<<<<

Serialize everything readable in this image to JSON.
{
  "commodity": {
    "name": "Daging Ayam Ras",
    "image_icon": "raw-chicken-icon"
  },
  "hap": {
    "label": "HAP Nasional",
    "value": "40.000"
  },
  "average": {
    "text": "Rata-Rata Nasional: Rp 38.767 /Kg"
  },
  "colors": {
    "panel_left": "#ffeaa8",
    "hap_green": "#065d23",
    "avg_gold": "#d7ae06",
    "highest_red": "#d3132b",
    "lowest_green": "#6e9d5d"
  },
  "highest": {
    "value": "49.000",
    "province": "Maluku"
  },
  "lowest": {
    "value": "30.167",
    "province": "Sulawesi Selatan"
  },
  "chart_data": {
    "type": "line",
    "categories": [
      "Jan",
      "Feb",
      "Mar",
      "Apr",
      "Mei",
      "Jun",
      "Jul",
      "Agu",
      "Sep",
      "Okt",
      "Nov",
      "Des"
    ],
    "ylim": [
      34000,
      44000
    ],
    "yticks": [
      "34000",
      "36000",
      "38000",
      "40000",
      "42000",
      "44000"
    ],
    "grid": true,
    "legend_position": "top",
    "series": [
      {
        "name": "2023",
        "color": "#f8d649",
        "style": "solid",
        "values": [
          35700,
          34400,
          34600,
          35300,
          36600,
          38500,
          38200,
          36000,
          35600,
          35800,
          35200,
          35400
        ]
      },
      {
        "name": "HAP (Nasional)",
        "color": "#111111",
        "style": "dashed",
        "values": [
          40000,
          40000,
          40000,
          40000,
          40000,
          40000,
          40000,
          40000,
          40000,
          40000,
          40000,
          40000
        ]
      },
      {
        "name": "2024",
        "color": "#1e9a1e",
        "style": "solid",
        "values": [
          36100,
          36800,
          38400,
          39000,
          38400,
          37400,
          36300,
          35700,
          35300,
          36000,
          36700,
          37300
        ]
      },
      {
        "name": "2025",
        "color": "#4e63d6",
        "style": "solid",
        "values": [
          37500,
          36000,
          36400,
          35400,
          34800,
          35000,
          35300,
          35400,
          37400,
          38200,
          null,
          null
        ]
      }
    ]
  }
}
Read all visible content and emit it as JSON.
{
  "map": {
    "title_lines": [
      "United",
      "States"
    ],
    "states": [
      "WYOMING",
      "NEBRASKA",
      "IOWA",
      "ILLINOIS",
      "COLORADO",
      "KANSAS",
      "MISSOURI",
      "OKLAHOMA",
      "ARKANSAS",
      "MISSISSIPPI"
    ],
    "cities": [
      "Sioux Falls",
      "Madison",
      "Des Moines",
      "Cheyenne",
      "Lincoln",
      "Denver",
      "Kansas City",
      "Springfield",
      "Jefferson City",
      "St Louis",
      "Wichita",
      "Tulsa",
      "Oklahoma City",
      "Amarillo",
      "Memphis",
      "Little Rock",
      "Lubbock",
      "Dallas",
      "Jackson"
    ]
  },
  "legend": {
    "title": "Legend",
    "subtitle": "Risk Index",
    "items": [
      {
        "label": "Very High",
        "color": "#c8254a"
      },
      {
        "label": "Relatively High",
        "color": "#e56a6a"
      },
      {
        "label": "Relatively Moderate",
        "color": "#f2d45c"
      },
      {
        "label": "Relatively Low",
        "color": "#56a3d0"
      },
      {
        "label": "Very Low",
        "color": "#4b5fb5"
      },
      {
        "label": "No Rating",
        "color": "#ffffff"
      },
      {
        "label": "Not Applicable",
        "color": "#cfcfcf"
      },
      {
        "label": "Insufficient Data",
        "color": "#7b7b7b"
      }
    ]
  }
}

>>>>

_EXERCISE BRIEF_: Copy all of the data exactly.

_WRITTEN SOLUTION_:
Serialize everything readable in this image to JSON.
{
  "commodity": {
    "name": "Daging Ayam Ras",
    "image_icon": "raw-chicken-icon"
  },
  "hap": {
    "label": "HAP Nasional",
    "value": "40.000"
  },
  "average": {
    "text": "Rata-Rata Nasional: Rp 38.767 /Kg"
  },
  "colors": {
    "panel_left": "#ffeaa8",
    "hap_green": "#065d23",
    "avg_gold": "#d7ae06",
    "highest_red": "#d3132b",
    "lowest_green": "#6e9d5d"
  },
  "highest": {
    "value": "49.000",
    "province": "Maluku"
  },
  "lowest": {
    "value": "30.167",
    "province": "Sulawesi Selatan"
  },
  "chart_data": {
    "type": "line",
    "categories": [
      "Jan",
      "Feb",
      "Mar",
      "Apr",
      "Mei",
      "Jun",
      "Jul",
      "Agu",
      "Sep",
      "Okt",
      "Nov",
      "Des"
    ],
    "ylim": [
      34000,
      44000
    ],
    "yticks": [
      "34000",
      "36000",
      "38000",
      "40000",
      "42000",
      "44000"
    ],
    "grid": true,
    "legend_position": "top",
    "series": [
      {
        "name": "2023",
        "color": "#f8d649",
        "style": "solid",
        "values": [
          35700,
          34400,
          34600,
          35300,
          36600,
          38500,
          38200,
          36000,
          35600,
          35800,
          35200,
          35400
        ]
      },
      {
        "name": "HAP (Nasional)",
        "color": "#111111",
        "style": "dashed",
        "values": [
          40000,
          40000,
          40000,
          40000,
          40000,
          40000,
          40000,
          40000,
          40000,
          40000,
          40000,
          40000
        ]
      },
      {
        "name": "2024",
        "color": "#1e9a1e",
        "style": "solid",
        "values": [
          36100,
          36800,
          38400,
          39000,
          38400,
          37400,
          36300,
          35700,
          35300,
          36000,
          36700,
          37300
        ]
      },
      {
        "name": "2025",
        "color": "#4e63d6",
        "style": "solid",
        "values": [
          37500,
          36000,
          36400,
          35400,
          34800,
          35000,
          35300,
          35400,
          37400,
          38200,
          null,
          null
        ]
      }
    ]
  }
}
Read all visible content and emit it as JSON.
{
  "map": {
    "title_lines": [
      "United",
      "States"
    ],
    "states": [
      "WYOMING",
      "NEBRASKA",
      "IOWA",
      "ILLINOIS",
      "COLORADO",
      "KANSAS",
      "MISSOURI",
      "OKLAHOMA",
      "ARKANSAS",
      "MISSISSIPPI"
    ],
    "cities": [
      "Sioux Falls",
      "Madison",
      "Des Moines",
      "Cheyenne",
      "Lincoln",
      "Denver",
      "Kansas City",
      "Springfield",
      "Jefferson City",
      "St Louis",
      "Wichita",
      "Tulsa",
      "Oklahoma City",
      "Amarillo",
      "Memphis",
      "Little Rock",
      "Lubbock",
      "Dallas",
      "Jackson"
    ]
  },
  "legend": {
    "title": "Legend",
    "subtitle": "Risk Index",
    "items": [
      {
        "label": "Very High",
        "color": "#c8254a"
      },
      {
        "label": "Relatively High",
        "color": "#e56a6a"
      },
      {
        "label": "Relatively Moderate",
        "color": "#f2d45c"
      },
      {
        "label": "Relatively Low",
        "color": "#56a3d0"
      },
      {
        "label": "Very Low",
        "color": "#4b5fb5"
      },
      {
        "label": "No Rating",
        "color": "#ffffff"
      },
      {
        "label": "Not Applicable",
        "color": "#cfcfcf"
      },
      {
        "label": "Insufficient Data",
        "color": "#7b7b7b"
      }
    ]
  }
}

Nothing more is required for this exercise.